TASK OBJECTIVE:
Gather the lines below that include the string "title", copying each in full.

[Begin SUPPLIED DATA]

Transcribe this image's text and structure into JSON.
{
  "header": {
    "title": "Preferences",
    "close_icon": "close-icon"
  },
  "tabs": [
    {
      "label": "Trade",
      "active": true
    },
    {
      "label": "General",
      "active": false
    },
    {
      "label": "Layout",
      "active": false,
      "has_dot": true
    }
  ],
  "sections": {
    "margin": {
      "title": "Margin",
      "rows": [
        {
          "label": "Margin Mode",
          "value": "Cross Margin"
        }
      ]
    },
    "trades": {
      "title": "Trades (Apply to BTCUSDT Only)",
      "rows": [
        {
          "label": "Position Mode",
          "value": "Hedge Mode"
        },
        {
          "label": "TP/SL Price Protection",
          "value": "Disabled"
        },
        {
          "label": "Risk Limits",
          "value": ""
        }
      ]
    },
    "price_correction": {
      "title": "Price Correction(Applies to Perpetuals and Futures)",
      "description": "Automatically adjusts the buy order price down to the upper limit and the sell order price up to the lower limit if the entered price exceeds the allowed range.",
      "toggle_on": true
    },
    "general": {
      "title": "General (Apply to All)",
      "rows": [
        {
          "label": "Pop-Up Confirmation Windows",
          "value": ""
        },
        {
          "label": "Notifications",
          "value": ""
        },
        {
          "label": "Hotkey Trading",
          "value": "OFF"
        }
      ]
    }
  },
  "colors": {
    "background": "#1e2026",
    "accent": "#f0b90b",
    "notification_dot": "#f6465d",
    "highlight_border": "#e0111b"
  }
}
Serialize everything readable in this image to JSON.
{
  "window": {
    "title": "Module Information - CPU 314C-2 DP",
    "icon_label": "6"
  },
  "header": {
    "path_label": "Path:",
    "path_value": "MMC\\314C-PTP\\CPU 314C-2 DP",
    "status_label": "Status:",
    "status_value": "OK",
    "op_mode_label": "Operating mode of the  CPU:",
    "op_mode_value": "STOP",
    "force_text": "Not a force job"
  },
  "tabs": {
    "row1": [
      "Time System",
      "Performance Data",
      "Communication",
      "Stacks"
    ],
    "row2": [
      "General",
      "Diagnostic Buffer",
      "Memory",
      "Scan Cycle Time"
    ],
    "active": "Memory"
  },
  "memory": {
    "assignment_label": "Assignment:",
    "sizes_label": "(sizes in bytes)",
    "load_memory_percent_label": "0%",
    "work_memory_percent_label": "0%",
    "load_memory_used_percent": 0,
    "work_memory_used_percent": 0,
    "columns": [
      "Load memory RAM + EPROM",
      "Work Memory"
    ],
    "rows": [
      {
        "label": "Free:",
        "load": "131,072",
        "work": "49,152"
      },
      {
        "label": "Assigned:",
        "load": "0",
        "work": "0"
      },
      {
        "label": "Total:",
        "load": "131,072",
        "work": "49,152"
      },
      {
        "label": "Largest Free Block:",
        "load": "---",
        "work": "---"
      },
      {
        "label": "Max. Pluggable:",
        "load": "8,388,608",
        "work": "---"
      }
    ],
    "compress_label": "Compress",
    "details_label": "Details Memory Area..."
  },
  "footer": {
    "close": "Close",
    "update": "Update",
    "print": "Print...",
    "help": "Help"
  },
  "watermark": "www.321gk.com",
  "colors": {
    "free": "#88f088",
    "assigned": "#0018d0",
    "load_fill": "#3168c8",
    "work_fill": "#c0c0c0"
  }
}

[End SUPPLIED DATA]
[Begin SUPPLIED DATA]

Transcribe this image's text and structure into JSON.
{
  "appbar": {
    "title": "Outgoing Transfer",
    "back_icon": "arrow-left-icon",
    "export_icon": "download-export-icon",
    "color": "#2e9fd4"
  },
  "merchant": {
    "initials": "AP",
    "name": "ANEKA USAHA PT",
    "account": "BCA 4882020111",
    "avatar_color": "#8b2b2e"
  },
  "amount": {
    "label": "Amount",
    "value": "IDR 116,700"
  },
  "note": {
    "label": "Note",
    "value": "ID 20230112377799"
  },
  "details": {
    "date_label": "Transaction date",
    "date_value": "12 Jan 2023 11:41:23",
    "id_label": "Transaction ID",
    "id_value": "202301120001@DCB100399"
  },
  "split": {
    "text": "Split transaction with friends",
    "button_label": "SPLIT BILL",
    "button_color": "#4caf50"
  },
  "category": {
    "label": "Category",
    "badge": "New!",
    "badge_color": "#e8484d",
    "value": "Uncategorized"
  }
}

[End SUPPLIED DATA]

RESULT FOR THIS TASK:
    "title": "Preferences",
      "title": "Margin",
      "title": "Trades (Apply to BTCUSDT Only)",
      "title": "Price Correction(Applies to Perpetuals and Futures)",
      "title": "General (Apply to All)",
    "title": "Module Information - CPU 314C-2 DP",
    "title": "Outgoing Transfer",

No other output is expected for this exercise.